- **Set task**
Output all lines exactly, with nothing added or dropped.

(Data entries)
########################################
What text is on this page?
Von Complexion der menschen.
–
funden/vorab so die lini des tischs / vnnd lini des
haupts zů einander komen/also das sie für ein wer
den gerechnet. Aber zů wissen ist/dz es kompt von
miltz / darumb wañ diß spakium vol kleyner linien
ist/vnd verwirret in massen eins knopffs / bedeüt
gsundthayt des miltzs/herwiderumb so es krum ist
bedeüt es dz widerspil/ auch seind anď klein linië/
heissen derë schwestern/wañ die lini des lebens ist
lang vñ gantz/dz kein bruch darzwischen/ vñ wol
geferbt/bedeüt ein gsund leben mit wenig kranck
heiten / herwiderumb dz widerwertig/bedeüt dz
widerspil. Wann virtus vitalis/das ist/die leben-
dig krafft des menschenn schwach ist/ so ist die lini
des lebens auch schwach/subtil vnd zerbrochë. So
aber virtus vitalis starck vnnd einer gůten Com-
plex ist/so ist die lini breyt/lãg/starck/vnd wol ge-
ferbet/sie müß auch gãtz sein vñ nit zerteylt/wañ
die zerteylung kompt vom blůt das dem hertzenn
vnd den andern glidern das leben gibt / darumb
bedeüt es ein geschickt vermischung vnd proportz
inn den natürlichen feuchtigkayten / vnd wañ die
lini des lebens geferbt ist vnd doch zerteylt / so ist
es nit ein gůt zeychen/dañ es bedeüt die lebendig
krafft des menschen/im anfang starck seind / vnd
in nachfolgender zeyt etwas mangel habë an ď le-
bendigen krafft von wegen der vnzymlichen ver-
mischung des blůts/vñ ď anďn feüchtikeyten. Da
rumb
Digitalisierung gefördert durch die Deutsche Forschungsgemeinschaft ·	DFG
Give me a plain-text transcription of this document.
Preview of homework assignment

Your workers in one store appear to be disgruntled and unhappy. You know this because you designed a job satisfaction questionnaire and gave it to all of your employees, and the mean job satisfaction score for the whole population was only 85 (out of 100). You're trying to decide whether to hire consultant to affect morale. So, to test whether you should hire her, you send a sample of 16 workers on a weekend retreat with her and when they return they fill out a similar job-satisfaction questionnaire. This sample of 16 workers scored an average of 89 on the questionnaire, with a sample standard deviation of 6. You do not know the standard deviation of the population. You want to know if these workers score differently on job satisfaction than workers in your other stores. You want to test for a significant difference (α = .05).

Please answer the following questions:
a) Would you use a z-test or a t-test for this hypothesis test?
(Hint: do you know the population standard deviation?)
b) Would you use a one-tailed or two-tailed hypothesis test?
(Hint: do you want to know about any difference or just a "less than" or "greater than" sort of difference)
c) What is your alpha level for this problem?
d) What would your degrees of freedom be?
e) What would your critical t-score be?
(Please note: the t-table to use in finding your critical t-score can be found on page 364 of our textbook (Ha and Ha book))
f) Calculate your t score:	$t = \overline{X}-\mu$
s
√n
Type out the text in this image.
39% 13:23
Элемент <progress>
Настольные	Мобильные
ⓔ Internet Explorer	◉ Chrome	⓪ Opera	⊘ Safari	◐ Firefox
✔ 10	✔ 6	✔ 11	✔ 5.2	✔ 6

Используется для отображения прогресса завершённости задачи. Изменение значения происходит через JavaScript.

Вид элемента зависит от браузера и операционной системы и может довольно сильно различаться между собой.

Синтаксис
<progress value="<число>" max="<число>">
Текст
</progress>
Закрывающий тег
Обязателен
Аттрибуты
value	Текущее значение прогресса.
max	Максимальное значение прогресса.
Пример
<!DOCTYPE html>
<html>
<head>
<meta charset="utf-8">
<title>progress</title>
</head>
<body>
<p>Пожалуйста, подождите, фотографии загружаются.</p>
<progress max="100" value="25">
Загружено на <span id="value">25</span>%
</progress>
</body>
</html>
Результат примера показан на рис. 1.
########################################
- **Written response**
What text is on this page?
Von Complexion der menschen.
–
funden/vorab so die lini des tischs / vnnd lini des
haupts zů einander komen/also das sie für ein wer
den gerechnet. Aber zů wissen ist/dz es kompt von
miltz / darumb wañ diß spakium vol kleyner linien
ist/vnd verwirret in massen eins knopffs / bedeüt
gsundthayt des miltzs/herwiderumb so es krum ist
bedeüt es dz widerspil/ auch seind anď klein linië/
heissen derë schwestern/wañ die lini des lebens ist
lang vñ gantz/dz kein bruch darzwischen/ vñ wol
geferbt/bedeüt ein gsund leben mit wenig kranck
heiten / herwiderumb dz widerwertig/bedeüt dz
widerspil. Wann virtus vitalis/das ist/die leben-
dig krafft des menschenn schwach ist/ so ist die lini
des lebens auch schwach/subtil vnd zerbrochë. So
aber virtus vitalis starck vnnd einer gůten Com-
plex ist/so ist die lini breyt/lãg/starck/vnd wol ge-
ferbet/sie müß auch gãtz sein vñ nit zerteylt/wañ
die zerteylung kompt vom blůt das dem hertzenn
vnd den andern glidern das leben gibt / darumb
bedeüt es ein geschickt vermischung vnd proportz
inn den natürlichen feuchtigkayten / vnd wañ die
lini des lebens geferbt ist vnd doch zerteylt / so ist
es nit ein gůt zeychen/dañ es bedeüt die lebendig
krafft des menschen/im anfang starck seind / vnd
in nachfolgender zeyt etwas mangel habë an ď le-
bendigen krafft von wegen der vnzymlichen ver-
mischung des blůts/vñ ď anďn feüchtikeyten. Da
rumb
Digitalisierung gefördert durch die Deutsche Forschungsgemeinschaft ·	DFG
Give me a plain-text transcription of this document.
Preview of homework assignment

Your workers in one store appear to be disgruntled and unhappy. You know this because you designed a job satisfaction questionnaire and gave it to all of your employees, and the mean job satisfaction score for the whole population was only 85 (out of 100). You're trying to decide whether to hire consultant to affect morale. So, to test whether you should hire her, you send a sample of 16 workers on a weekend retreat with her and when they return they fill out a similar job-satisfaction questionnaire. This sample of 16 workers scored an average of 89 on the questionnaire, with a sample standard deviation of 6. You do not know the standard deviation of the population. You want to know if these workers score differently on job satisfaction than workers in your other stores. You want to test for a significant difference (α = .05).

Please answer the following questions:
a) Would you use a z-test or a t-test for this hypothesis test?
(Hint: do you know the population standard deviation?)
b) Would you use a one-tailed or two-tailed hypothesis test?
(Hint: do you want to know about any difference or just a "less than" or "greater than" sort of difference)
c) What is your alpha level for this problem?
d) What would your degrees of freedom be?
e) What would your critical t-score be?
(Please note: the t-table to use in finding your critical t-score can be found on page 364 of our textbook (Ha and Ha book))
f) Calculate your t score:	$t = \overline{X}-\mu$
s
√n
Type out the text in this image.
39% 13:23
Элемент <progress>
Настольные	Мобильные
ⓔ Internet Explorer	◉ Chrome	⓪ Opera	⊘ Safari	◐ Firefox
✔ 10	✔ 6	✔ 11	✔ 5.2	✔ 6

Используется для отображения прогресса завершённости задачи. Изменение значения происходит через JavaScript.

Вид элемента зависит от браузера и операционной системы и может довольно сильно различаться между собой.

Синтаксис
<progress value="<число>" max="<число>">
Текст
</progress>
Закрывающий тег
Обязателен
Аттрибуты
value	Текущее значение прогресса.
max	Максимальное значение прогресса.
Пример
<!DOCTYPE html>
<html>
<head>
<meta charset="utf-8">
<title>progress</title>
</head>
<body>
<p>Пожалуйста, подождите, фотографии загружаются.</p>
<progress max="100" value="25">
Загружено на <span id="value">25</span>%
</progress>
</body>
</html>
Результат примера показан на рис. 1.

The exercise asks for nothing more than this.